- _READING PASSAGE_:
────────────────────

Our Top Ten
South Stack Light House
Spectacular high cliffs and heath land seascapes. A RSPB Reserve and Lighthouse which we like to visit taking the 410 steps down and across a suspended footbridge to the island. Puffins, choughs, guillemots, razorbills can be seen on the cliffs either from the steps or from Elins Tower where there are binoculars and telescopes to use. Entrance/tour tickets from the cafe.
Nearby are the remains of an Iron Age settlement scattered along the hillside. From South Stack it is quite an easy walk (as opposed to the hike from the Breakwater Park) to the top of Holyhead Mountain. Great views from the summit across to Church Bay, the whole of Anglesey and Snowdonia beyond.
Dwyran Stepping Stones
We only discovered these huge limestone block stepping stones a few years ago. Heading from Newborough to Dwyran, a lane on the right takes you down to The Giant’s Stepping Stones; more properly known as the Rhuddgaer Stepping Stones. The stones span the tidal Afon Braint and are now part of the Anglesey Coastal Path.
The stones are quite big and some of them are a fair stride apart and sometimes quite slippery from being covered at high tide. If you are able to cross them, you can carry on along the path to Dwyran. We’ve been unable to discover much about them but well worth a look and a beautiful spot.
Mynydd y Garn
A pleasant 1 hours walk with spectacular views, from the 170m high summit, along the coast, the northwest of Anglesey, Isle of Man and on occasions Ireland. Walk from the house along the lanes or drive and park in a little passing place at the bottom of the mountain.
Turn left from Pen y Graig, take the narrow lane straight uphill, with the church on your left. Bare left at 1st T-junction, bare right at 2nd T-junction, carry on until you pass the entrance to white cottage (Aelwyd Uchaf Mon) on right. Go through the kissing gate next to gate on right and up and across the field (baring left) to kissing gate. Take the path and steps on the right to the top of Mynydd y Garn. There is a bench half way up to rest and admire the view.
Swimming in Church Bay
A pleasure anyone hardy enough to dip their toe in the sea enjoys. Church Bay is a beautiful rural and unspoilt sand and pebble beach edged with rock pools. The beach is backed by cliffs and access is via a steep footpath.
Swimming, sailing, kayaking, body boarding, fishing and surfing are all popular activities here.
Afterwards you can warm up with a cup of tea and cream scone from the Wavecrest Cafe at the top of the slipway, treat yourself to a meal later at the Lobster Pot Restaurant or have a drink on the terrace enjoying the panoramic view at The Church Bay Inn.

────────────────────

- _WRITTEN EXERCISE 1_:
Recast the top-ten guide's paragraph beginning "Spectacular high cliffs and heath land seascapes" as a bulleted list that keeps its main facts.
- _WRITTEN EXERCISE 2_:
According to the top-ten guide, how high is the summit of Mynydd y Garn?
- _WRITTEN EXERCISE 3_:
Extend the top-ten guide by writing what comes after its final paragraph.
The listing after this note plays no part in the work.

────────────────────

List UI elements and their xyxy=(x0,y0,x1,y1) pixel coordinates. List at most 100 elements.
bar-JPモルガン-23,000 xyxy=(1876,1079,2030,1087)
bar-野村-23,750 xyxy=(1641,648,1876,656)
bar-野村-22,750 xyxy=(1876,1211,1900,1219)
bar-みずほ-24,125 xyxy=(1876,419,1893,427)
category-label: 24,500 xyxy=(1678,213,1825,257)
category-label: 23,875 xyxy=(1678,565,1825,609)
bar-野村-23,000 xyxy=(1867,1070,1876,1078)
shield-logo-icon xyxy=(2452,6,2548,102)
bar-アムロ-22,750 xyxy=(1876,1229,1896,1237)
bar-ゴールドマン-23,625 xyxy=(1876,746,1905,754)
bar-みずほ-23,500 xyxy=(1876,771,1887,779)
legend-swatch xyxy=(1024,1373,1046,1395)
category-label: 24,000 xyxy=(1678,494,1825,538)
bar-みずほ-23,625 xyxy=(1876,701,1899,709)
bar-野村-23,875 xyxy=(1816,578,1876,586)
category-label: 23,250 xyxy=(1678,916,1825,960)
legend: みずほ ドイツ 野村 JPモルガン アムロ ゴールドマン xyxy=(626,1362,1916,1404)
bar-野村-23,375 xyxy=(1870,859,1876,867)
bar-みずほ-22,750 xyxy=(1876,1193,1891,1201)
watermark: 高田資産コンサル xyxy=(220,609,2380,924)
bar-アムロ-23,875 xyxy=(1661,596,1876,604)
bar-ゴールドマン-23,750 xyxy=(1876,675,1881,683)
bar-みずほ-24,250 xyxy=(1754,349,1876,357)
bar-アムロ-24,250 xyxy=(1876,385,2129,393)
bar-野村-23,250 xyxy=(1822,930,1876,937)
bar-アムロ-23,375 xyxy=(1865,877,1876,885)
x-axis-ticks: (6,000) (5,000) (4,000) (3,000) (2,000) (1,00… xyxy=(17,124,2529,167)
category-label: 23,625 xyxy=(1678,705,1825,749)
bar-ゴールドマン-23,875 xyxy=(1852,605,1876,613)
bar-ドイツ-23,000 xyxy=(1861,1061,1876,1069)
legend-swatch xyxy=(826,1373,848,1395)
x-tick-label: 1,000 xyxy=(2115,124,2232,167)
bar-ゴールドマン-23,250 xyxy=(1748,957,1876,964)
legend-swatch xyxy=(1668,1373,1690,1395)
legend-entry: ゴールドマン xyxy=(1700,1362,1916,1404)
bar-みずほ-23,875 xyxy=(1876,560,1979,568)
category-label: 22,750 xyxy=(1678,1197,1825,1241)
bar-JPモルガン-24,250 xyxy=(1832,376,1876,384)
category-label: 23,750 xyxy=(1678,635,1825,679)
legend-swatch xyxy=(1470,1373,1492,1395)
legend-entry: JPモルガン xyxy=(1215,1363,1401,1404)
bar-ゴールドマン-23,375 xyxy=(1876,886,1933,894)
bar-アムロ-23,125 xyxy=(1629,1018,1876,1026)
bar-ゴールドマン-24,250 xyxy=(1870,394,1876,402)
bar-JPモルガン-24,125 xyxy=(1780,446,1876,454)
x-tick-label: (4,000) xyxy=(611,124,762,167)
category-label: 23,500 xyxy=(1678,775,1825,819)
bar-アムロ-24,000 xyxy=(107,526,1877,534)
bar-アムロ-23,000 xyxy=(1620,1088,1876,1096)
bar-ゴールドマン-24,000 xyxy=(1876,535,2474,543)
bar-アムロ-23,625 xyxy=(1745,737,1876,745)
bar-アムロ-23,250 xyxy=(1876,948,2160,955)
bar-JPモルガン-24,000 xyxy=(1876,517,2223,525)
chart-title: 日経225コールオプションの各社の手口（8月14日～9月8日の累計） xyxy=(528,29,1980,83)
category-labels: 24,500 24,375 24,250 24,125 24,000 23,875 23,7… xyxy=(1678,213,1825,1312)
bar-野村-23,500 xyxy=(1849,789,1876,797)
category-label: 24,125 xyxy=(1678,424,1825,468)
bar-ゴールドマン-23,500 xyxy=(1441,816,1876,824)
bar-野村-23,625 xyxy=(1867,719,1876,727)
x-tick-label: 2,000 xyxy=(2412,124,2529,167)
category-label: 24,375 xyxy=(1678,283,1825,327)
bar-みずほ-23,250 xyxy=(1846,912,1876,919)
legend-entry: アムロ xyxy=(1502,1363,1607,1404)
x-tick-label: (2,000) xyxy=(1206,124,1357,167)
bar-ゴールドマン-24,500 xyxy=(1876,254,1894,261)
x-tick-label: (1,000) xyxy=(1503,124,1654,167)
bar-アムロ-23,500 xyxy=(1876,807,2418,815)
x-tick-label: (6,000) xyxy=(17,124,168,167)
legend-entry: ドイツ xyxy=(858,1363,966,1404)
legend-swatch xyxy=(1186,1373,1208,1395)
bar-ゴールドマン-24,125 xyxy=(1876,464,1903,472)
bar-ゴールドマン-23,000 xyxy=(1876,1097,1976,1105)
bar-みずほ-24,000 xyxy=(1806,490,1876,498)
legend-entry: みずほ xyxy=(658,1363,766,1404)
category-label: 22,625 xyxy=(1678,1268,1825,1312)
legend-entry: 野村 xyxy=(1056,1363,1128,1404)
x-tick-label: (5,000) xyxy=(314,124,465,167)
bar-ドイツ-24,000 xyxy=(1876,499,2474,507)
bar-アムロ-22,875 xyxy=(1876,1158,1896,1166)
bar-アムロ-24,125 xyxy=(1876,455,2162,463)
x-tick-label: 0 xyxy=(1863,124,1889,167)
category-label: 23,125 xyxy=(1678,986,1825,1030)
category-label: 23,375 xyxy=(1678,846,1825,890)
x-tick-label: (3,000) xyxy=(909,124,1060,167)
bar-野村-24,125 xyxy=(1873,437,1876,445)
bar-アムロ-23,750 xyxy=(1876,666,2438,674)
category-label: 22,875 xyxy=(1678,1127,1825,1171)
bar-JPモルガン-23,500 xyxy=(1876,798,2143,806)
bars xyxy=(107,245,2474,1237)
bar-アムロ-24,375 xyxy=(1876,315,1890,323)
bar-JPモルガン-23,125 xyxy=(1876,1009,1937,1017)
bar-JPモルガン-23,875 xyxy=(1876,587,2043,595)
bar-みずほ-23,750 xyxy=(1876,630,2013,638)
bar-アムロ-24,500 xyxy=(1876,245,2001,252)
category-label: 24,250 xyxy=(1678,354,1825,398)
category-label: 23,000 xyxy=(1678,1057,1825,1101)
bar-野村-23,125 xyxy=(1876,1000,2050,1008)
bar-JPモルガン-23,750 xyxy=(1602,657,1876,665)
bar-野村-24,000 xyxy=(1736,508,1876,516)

────────────────────

- _TASK RESPONSE 1_:
- High cliffs and heathland seascapes
- An RSPB reserve and lighthouse, reached by 410 steps down and a suspended footbridge to the island
- Puffins, choughs, guillemots and razorbills visible on the cliffs from the steps or from Elins Tower, which has binoculars and telescopes
- Entrance and tour tickets sold at the cafe

- _TASK RESPONSE 2_:
The summit is 170m high.

- _TASK RESPONSE 3_:
Walks to Ynys y Fyddlyn
This is one of our favourite walks and as a bonus – no need for the car. Following the coastal path to the right of the slipway at the beach walking as far as the split island of Ynys y Fydlyn. You can walk onto the half nearest to the shore at low tide. Walk past the island and look back to see the natural sea arch. A classic cliff top walk through fine open scenery in exposed positions followed by quiet lanes and grassy farmland footpaths. Great views from Holyhead to the Skerries (Ynysoedd y Moelrhoniaid) with plenty of seagoing traffic and sea birds to watch. Some of the cliff edges are very exposed, care must be taken at times. Passing Carmel Head, aproximately 4 miles further along the coast is Cemlyn RSPB Reserve.
Porth Wen is the site of an abandoned brickworks which was closed down at the beginning of the WWI. A short walk and scramble down a (sometimes overgrown) pathway reveals the remaining beehive brick kilns, chimneys and industrial buildings built for the production of silica bricks.
A wonderful spot to explore and worth taking a picnic to enjoy on the beach there. Look closely and you’ll find most of the pebbles are old worn bricks. See also the natural arch.
Care must be taken as the path and all the buildings are unstable. The site is situated on an abandoned dockside which is eroding into the sea.
You can extend your walk along the coastal path to Porth Llanlleiana and back along the lane to your car.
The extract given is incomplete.